Description of the task: Reproduce each line of the material precisely.

(Saved entries)
——

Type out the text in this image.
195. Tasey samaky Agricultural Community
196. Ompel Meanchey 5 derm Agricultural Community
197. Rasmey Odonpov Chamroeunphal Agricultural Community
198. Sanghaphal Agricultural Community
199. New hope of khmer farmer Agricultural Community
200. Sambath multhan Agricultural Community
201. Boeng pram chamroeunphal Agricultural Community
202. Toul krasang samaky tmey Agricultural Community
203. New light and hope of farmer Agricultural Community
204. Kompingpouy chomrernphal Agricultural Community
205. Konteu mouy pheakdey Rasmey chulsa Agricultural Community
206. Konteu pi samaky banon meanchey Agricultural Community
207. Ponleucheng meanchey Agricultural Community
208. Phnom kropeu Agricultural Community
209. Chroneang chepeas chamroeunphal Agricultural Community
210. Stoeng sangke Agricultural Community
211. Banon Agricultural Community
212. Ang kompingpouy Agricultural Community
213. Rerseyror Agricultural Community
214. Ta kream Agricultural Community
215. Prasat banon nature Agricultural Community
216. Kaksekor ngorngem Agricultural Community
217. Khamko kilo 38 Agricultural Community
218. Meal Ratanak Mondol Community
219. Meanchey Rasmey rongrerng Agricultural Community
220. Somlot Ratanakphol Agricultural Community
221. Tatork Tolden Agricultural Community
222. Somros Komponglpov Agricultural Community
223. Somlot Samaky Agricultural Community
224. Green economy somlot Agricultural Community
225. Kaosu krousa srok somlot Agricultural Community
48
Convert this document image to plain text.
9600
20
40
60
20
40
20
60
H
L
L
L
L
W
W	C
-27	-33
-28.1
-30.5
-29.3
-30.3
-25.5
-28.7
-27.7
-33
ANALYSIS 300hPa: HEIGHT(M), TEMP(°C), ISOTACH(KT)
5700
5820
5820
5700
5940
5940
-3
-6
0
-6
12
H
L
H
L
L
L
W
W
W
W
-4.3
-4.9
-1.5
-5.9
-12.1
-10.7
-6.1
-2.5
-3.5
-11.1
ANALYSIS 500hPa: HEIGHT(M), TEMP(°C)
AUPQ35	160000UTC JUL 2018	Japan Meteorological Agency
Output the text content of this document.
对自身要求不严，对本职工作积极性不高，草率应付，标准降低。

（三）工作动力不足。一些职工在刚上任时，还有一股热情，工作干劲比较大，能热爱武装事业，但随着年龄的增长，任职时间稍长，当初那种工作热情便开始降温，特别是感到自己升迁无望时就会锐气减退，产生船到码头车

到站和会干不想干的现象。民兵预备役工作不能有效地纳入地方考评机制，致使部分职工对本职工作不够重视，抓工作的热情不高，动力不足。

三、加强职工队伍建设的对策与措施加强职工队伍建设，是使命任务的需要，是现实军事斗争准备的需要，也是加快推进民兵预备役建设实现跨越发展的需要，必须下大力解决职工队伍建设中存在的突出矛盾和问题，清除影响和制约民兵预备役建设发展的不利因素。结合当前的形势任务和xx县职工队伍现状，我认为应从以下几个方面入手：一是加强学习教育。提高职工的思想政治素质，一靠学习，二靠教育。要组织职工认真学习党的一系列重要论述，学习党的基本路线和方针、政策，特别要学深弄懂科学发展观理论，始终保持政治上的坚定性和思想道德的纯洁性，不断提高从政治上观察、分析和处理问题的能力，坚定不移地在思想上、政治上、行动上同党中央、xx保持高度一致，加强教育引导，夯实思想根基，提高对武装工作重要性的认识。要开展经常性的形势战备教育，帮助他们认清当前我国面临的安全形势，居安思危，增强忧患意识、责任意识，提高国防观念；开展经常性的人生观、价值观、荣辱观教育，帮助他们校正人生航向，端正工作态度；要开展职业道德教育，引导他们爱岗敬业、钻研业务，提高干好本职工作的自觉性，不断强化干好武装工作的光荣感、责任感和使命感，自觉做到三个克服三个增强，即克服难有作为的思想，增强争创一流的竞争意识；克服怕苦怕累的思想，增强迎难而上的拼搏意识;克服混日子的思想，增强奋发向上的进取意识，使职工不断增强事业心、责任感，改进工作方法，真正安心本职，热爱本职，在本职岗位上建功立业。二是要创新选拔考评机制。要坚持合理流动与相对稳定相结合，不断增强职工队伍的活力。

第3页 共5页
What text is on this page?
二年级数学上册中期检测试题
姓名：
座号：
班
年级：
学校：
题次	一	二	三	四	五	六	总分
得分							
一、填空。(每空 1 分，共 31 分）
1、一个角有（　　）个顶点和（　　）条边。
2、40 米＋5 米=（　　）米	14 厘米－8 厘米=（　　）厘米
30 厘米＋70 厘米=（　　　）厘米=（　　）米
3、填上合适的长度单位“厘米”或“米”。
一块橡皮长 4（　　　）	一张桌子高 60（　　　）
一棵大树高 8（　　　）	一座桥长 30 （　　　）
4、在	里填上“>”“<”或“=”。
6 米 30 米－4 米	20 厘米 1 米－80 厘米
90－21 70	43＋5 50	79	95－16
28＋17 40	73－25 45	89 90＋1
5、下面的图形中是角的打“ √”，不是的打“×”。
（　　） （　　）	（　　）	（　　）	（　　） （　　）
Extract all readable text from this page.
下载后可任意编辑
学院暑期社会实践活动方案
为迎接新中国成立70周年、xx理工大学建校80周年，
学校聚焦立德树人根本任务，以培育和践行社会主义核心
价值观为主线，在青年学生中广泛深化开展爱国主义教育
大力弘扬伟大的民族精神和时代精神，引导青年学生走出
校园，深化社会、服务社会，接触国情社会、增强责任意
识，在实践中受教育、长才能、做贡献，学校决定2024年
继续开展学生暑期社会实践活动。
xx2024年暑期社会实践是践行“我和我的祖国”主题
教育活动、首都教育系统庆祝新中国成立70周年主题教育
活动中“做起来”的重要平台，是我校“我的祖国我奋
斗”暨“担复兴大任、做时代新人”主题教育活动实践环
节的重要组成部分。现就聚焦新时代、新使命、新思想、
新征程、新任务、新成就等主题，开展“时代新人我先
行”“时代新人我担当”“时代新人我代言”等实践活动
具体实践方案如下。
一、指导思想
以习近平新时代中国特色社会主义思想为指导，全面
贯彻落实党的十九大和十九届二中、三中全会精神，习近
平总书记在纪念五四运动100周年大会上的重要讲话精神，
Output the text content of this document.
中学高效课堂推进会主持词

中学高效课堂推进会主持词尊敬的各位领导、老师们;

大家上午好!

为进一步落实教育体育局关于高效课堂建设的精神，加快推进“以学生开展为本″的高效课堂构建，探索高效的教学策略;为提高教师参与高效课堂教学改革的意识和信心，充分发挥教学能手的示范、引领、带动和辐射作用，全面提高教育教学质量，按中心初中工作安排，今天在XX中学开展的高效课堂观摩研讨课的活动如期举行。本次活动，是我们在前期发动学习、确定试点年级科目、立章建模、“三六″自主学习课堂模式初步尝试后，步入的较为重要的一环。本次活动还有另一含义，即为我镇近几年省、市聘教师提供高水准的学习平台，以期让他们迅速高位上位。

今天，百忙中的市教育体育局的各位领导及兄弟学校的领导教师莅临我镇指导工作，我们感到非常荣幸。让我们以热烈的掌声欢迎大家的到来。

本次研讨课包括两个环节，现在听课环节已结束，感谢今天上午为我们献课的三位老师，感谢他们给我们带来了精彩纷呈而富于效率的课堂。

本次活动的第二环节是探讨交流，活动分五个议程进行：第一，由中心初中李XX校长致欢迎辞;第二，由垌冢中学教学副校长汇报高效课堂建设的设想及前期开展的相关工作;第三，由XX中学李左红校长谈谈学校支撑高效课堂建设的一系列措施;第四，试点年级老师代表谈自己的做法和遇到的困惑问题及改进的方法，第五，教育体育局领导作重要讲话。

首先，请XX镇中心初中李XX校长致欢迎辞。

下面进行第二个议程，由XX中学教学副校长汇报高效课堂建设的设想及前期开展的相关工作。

——

Solution:
Type out the text in this image.
195. Tasey samaky Agricultural Community
196. Ompel Meanchey 5 derm Agricultural Community
197. Rasmey Odonpov Chamroeunphal Agricultural Community
198. Sanghaphal Agricultural Community
199. New hope of khmer farmer Agricultural Community
200. Sambath multhan Agricultural Community
201. Boeng pram chamroeunphal Agricultural Community
202. Toul krasang samaky tmey Agricultural Community
203. New light and hope of farmer Agricultural Community
204. Kompingpouy chomrernphal Agricultural Community
205. Konteu mouy pheakdey Rasmey chulsa Agricultural Community
206. Konteu pi samaky banon meanchey Agricultural Community
207. Ponleucheng meanchey Agricultural Community
208. Phnom kropeu Agricultural Community
209. Chroneang chepeas chamroeunphal Agricultural Community
210. Stoeng sangke Agricultural Community
211. Banon Agricultural Community
212. Ang kompingpouy Agricultural Community
213. Rerseyror Agricultural Community
214. Ta kream Agricultural Community
215. Prasat banon nature Agricultural Community
216. Kaksekor ngorngem Agricultural Community
217. Khamko kilo 38 Agricultural Community
218. Meal Ratanak Mondol Community
219. Meanchey Rasmey rongrerng Agricultural Community
220. Somlot Ratanakphol Agricultural Community
221. Tatork Tolden Agricultural Community
222. Somros Komponglpov Agricultural Community
223. Somlot Samaky Agricultural Community
224. Green economy somlot Agricultural Community
225. Kaosu krousa srok somlot Agricultural Community
48
Convert this document image to plain text.
9600
20
40
60
20
40
20
60
H
L
L
L
L
W
W	C
-27	-33
-28.1
-30.5
-29.3
-30.3
-25.5
-28.7
-27.7
-33
ANALYSIS 300hPa: HEIGHT(M), TEMP(°C), ISOTACH(KT)
5700
5820
5820
5700
5940
5940
-3
-6
0
-6
12
H
L
H
L
L
L
W
W
W
W
-4.3
-4.9
-1.5
-5.9
-12.1
-10.7
-6.1
-2.5
-3.5
-11.1
ANALYSIS 500hPa: HEIGHT(M), TEMP(°C)
AUPQ35	160000UTC JUL 2018	Japan Meteorological Agency
Output the text content of this document.
对自身要求不严，对本职工作积极性不高，草率应付，标准降低。

（三）工作动力不足。一些职工在刚上任时，还有一股热情，工作干劲比较大，能热爱武装事业，但随着年龄的增长，任职时间稍长，当初那种工作热情便开始降温，特别是感到自己升迁无望时就会锐气减退，产生船到码头车

到站和会干不想干的现象。民兵预备役工作不能有效地纳入地方考评机制，致使部分职工对本职工作不够重视，抓工作的热情不高，动力不足。

三、加强职工队伍建设的对策与措施加强职工队伍建设，是使命任务的需要，是现实军事斗争准备的需要，也是加快推进民兵预备役建设实现跨越发展的需要，必须下大力解决职工队伍建设中存在的突出矛盾和问题，清除影响和制约民兵预备役建设发展的不利因素。结合当前的形势任务和xx县职工队伍现状，我认为应从以下几个方面入手：一是加强学习教育。提高职工的思想政治素质，一靠学习，二靠教育。要组织职工认真学习党的一系列重要论述，学习党的基本路线和方针、政策，特别要学深弄懂科学发展观理论，始终保持政治上的坚定性和思想道德的纯洁性，不断提高从政治上观察、分析和处理问题的能力，坚定不移地在思想上、政治上、行动上同党中央、xx保持高度一致，加强教育引导，夯实思想根基，提高对武装工作重要性的认识。要开展经常性的形势战备教育，帮助他们认清当前我国面临的安全形势，居安思危，增强忧患意识、责任意识，提高国防观念；开展经常性的人生观、价值观、荣辱观教育，帮助他们校正人生航向，端正工作态度；要开展职业道德教育，引导他们爱岗敬业、钻研业务，提高干好本职工作的自觉性，不断强化干好武装工作的光荣感、责任感和使命感，自觉做到三个克服三个增强，即克服难有作为的思想，增强争创一流的竞争意识；克服怕苦怕累的思想，增强迎难而上的拼搏意识;克服混日子的思想，增强奋发向上的进取意识，使职工不断增强事业心、责任感，改进工作方法，真正安心本职，热爱本职，在本职岗位上建功立业。二是要创新选拔考评机制。要坚持合理流动与相对稳定相结合，不断增强职工队伍的活力。

第3页 共5页
What text is on this page?
二年级数学上册中期检测试题
姓名：
座号：
班
年级：
学校：
题次	一	二	三	四	五	六	总分
得分							
一、填空。(每空 1 分，共 31 分）
1、一个角有（　　）个顶点和（　　）条边。
2、40 米＋5 米=（　　）米	14 厘米－8 厘米=（　　）厘米
30 厘米＋70 厘米=（　　　）厘米=（　　）米
3、填上合适的长度单位“厘米”或“米”。
一块橡皮长 4（　　　）	一张桌子高 60（　　　）
一棵大树高 8（　　　）	一座桥长 30 （　　　）
4、在	里填上“>”“<”或“=”。
6 米 30 米－4 米	20 厘米 1 米－80 厘米
90－21 70	43＋5 50	79	95－16
28＋17 40	73－25 45	89 90＋1
5、下面的图形中是角的打“ √”，不是的打“×”。
（　　） （　　）	（　　）	（　　）	（　　） （　　）
Extract all readable text from this page.
下载后可任意编辑
学院暑期社会实践活动方案
为迎接新中国成立70周年、xx理工大学建校80周年，
学校聚焦立德树人根本任务，以培育和践行社会主义核心
价值观为主线，在青年学生中广泛深化开展爱国主义教育
大力弘扬伟大的民族精神和时代精神，引导青年学生走出
校园，深化社会、服务社会，接触国情社会、增强责任意
识，在实践中受教育、长才能、做贡献，学校决定2024年
继续开展学生暑期社会实践活动。
xx2024年暑期社会实践是践行“我和我的祖国”主题
教育活动、首都教育系统庆祝新中国成立70周年主题教育
活动中“做起来”的重要平台，是我校“我的祖国我奋
斗”暨“担复兴大任、做时代新人”主题教育活动实践环
节的重要组成部分。现就聚焦新时代、新使命、新思想、
新征程、新任务、新成就等主题，开展“时代新人我先
行”“时代新人我担当”“时代新人我代言”等实践活动
具体实践方案如下。
一、指导思想
以习近平新时代中国特色社会主义思想为指导，全面
贯彻落实党的十九大和十九届二中、三中全会精神，习近
平总书记在纪念五四运动100周年大会上的重要讲话精神，
Output the text content of this document.
中学高效课堂推进会主持词

中学高效课堂推进会主持词尊敬的各位领导、老师们;

大家上午好!

为进一步落实教育体育局关于高效课堂建设的精神，加快推进“以学生开展为本″的高效课堂构建，探索高效的教学策略;为提高教师参与高效课堂教学改革的意识和信心，充分发挥教学能手的示范、引领、带动和辐射作用，全面提高教育教学质量，按中心初中工作安排，今天在XX中学开展的高效课堂观摩研讨课的活动如期举行。本次活动，是我们在前期发动学习、确定试点年级科目、立章建模、“三六″自主学习课堂模式初步尝试后，步入的较为重要的一环。本次活动还有另一含义，即为我镇近几年省、市聘教师提供高水准的学习平台，以期让他们迅速高位上位。

今天，百忙中的市教育体育局的各位领导及兄弟学校的领导教师莅临我镇指导工作，我们感到非常荣幸。让我们以热烈的掌声欢迎大家的到来。

本次研讨课包括两个环节，现在听课环节已结束，感谢今天上午为我们献课的三位老师，感谢他们给我们带来了精彩纷呈而富于效率的课堂。

本次活动的第二环节是探讨交流，活动分五个议程进行：第一，由中心初中李XX校长致欢迎辞;第二，由垌冢中学教学副校长汇报高效课堂建设的设想及前期开展的相关工作;第三，由XX中学李左红校长谈谈学校支撑高效课堂建设的一系列措施;第四，试点年级老师代表谈自己的做法和遇到的困惑问题及改进的方法，第五，教育体育局领导作重要讲话。

首先，请XX镇中心初中李XX校长致欢迎辞。

下面进行第二个议程，由XX中学教学副校长汇报高效课堂建设的设想及前期开展的相关工作。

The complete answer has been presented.